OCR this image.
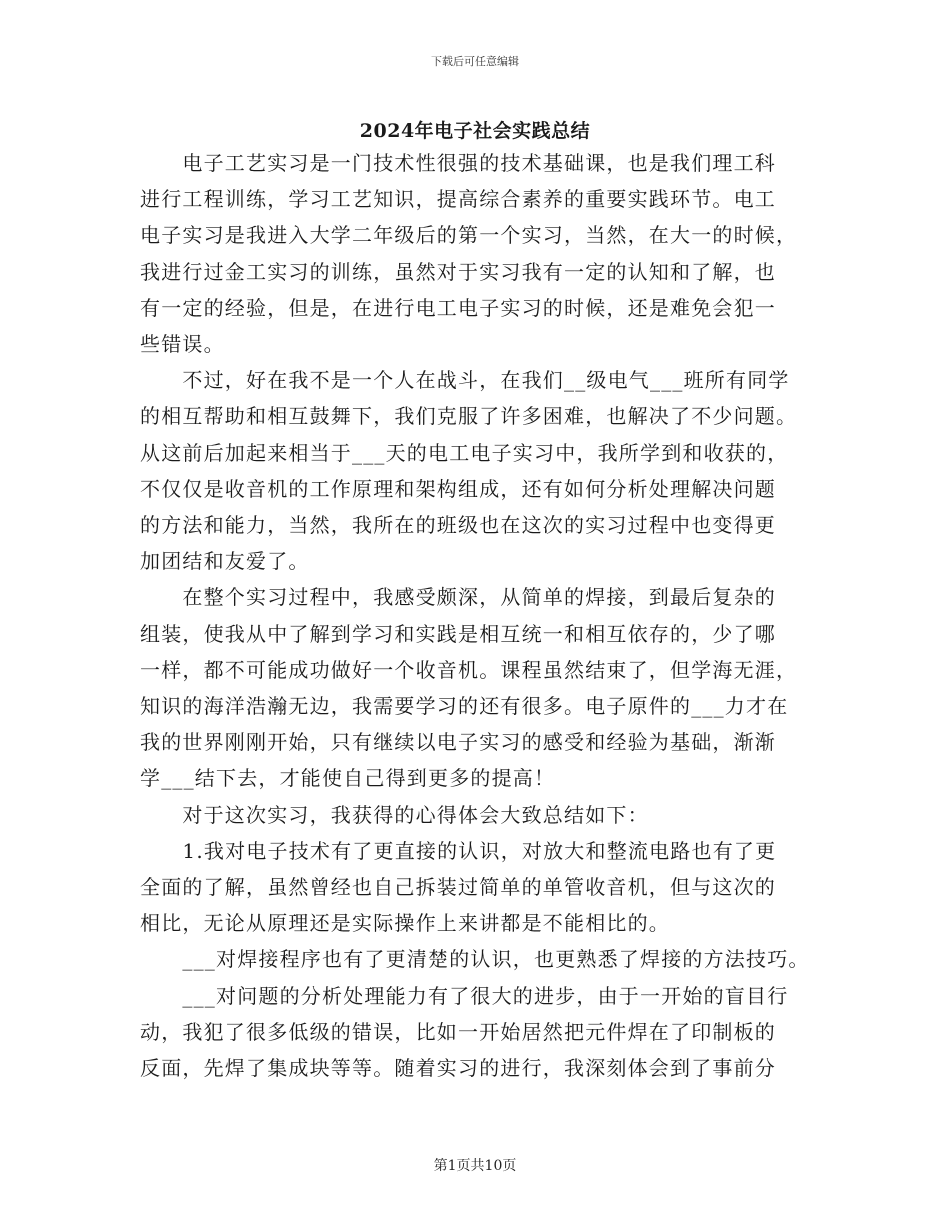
下载后可任意编辑
2024年电子社会实践总结
  电子工艺实习是一门技术性很强的技术基础课，也是我们理工科
进行工程训练，学习工艺知识，提高综合素养的重要实践环节。电工
电子实习是我进入大学二年级后的第一个实习，当然，在大一的时候，
我进行过金工实习的训练，虽然对于实习我有一定的认知和了解，也
有一定的经验，但是，在进行电工电子实习的时候，还是难免会犯一
些错误。
  不过，好在我不是一个人在战斗，在我们__级电气___班所有同学
的相互帮助和相互鼓舞下，我们克服了许多困难，也解决了不少问题。
从这前后加起来相当于___天的电工电子实习中，我所学到和收获的，
不仅仅是收音机的工作原理和架构组成，还有如何分析处理解决问题
的方法和能力，当然，我所在的班级也在这次的实习过程中也变得更
加团结和友爱了。
  在整个实习过程中，我感受颇深，从简单的焊接，到最后复杂的
组装，使我从中了解到学习和实践是相互统一和相互依存的，少了哪
一样，都不可能成功做好一个收音机。课程虽然结束了，但学海无涯，
知识的海洋浩瀚无边，我需要学习的还有很多。电子原件的___力才在
我的世界刚刚开始，只有继续以电子实习的感受和经验为基础，渐渐
学___结下去，才能使自己得到更多的提高！
  对于这次实习，我获得的心得体会大致总结如下：
  1.我对电子技术有了更直接的认识，对放大和整流电路也有了更
全面的了解，虽然曾经也自己拆装过简单的单管收音机，但与这次的
相比，无论从原理还是实际操作上来讲都是不能相比的。
  ___对焊接程序也有了更清楚的认识，也更熟悉了焊接的方法技巧。
  ___对问题的分析处理能力有了很大的进步，由于一开始的盲目行
动，我犯了很多低级的错误，比如一开始居然把元件焊在了印制板的
反面，先焊了集成块等等。随着实习的进行，我深刻体会到了事前分
第1页共10页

> Requirement
The records above must be transcribed exactly. Pictures are left out of the copy.

> Exercise output
OCR this image.
下载后可任意编辑
2024年电子社会实践总结
  电子工艺实习是一门技术性很强的技术基础课，也是我们理工科
进行工程训练，学习工艺知识，提高综合素养的重要实践环节。电工
电子实习是我进入大学二年级后的第一个实习，当然，在大一的时候，
我进行过金工实习的训练，虽然对于实习我有一定的认知和了解，也
有一定的经验，但是，在进行电工电子实习的时候，还是难免会犯一
些错误。
  不过，好在我不是一个人在战斗，在我们__级电气___班所有同学
的相互帮助和相互鼓舞下，我们克服了许多困难，也解决了不少问题。
从这前后加起来相当于___天的电工电子实习中，我所学到和收获的，
不仅仅是收音机的工作原理和架构组成，还有如何分析处理解决问题
的方法和能力，当然，我所在的班级也在这次的实习过程中也变得更
加团结和友爱了。
  在整个实习过程中，我感受颇深，从简单的焊接，到最后复杂的
组装，使我从中了解到学习和实践是相互统一和相互依存的，少了哪
一样，都不可能成功做好一个收音机。课程虽然结束了，但学海无涯，
知识的海洋浩瀚无边，我需要学习的还有很多。电子原件的___力才在
我的世界刚刚开始，只有继续以电子实习的感受和经验为基础，渐渐
学___结下去，才能使自己得到更多的提高！
  对于这次实习，我获得的心得体会大致总结如下：
  1.我对电子技术有了更直接的认识，对放大和整流电路也有了更
全面的了解，虽然曾经也自己拆装过简单的单管收音机，但与这次的
相比，无论从原理还是实际操作上来讲都是不能相比的。
  ___对焊接程序也有了更清楚的认识，也更熟悉了焊接的方法技巧。
  ___对问题的分析处理能力有了很大的进步，由于一开始的盲目行
动，我犯了很多低级的错误，比如一开始居然把元件焊在了印制板的
反面，先焊了集成块等等。随着实习的进行，我深刻体会到了事前分
第1页共10页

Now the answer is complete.